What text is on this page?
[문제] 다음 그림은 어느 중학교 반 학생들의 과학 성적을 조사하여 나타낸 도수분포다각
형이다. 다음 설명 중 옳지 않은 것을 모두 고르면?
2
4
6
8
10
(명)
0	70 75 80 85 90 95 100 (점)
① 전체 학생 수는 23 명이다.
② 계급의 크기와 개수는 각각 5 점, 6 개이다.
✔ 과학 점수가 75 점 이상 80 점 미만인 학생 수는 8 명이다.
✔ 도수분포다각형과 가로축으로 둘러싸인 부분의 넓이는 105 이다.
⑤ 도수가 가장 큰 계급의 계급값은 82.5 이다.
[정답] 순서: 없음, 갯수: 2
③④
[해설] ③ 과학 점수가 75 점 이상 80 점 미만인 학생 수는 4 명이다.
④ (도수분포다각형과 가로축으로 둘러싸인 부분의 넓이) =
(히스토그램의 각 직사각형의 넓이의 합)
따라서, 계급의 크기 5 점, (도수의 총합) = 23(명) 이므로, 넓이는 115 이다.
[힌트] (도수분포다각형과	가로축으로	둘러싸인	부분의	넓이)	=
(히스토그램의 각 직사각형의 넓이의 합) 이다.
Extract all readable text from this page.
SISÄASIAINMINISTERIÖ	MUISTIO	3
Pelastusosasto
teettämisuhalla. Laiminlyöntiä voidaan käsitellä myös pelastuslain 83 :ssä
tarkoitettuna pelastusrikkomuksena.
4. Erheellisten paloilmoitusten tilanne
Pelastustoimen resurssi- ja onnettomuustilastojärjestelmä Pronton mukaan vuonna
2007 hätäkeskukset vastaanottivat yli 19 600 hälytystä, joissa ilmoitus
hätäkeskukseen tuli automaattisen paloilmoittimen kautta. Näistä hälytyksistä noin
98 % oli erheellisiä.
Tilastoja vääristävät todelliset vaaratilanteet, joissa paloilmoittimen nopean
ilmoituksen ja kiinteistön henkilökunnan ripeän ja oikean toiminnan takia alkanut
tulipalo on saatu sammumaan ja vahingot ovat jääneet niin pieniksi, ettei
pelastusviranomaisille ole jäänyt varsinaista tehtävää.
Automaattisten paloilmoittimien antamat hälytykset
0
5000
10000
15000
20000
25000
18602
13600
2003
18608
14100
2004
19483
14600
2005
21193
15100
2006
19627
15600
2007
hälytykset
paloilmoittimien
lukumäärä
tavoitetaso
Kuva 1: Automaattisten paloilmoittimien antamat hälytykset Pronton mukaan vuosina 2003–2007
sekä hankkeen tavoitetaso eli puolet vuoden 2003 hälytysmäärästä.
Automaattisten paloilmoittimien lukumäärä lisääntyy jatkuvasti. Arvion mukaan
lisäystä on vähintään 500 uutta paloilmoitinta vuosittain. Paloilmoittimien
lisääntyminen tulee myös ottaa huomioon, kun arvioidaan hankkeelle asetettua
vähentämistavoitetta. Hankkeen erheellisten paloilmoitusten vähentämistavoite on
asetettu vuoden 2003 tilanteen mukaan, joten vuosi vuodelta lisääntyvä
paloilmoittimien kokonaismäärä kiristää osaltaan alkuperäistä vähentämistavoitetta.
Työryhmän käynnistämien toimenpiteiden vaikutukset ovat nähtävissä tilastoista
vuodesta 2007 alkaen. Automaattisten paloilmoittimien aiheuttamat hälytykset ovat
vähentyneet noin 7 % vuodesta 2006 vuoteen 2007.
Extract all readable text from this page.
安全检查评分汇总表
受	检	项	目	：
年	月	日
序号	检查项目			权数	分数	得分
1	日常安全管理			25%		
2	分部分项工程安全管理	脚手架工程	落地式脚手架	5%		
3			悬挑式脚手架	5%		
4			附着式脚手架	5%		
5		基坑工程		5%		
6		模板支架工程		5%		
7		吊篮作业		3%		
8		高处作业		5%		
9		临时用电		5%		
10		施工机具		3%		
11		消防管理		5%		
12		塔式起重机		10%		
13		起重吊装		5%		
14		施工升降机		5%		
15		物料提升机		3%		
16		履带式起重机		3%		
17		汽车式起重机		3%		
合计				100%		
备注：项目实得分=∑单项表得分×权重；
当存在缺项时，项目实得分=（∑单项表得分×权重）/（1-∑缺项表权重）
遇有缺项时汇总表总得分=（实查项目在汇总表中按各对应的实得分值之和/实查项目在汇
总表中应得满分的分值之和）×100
----------
• [What the exercise asks]:
Give only the number of lines in the entries that contain "noin".

• [The reply]:
2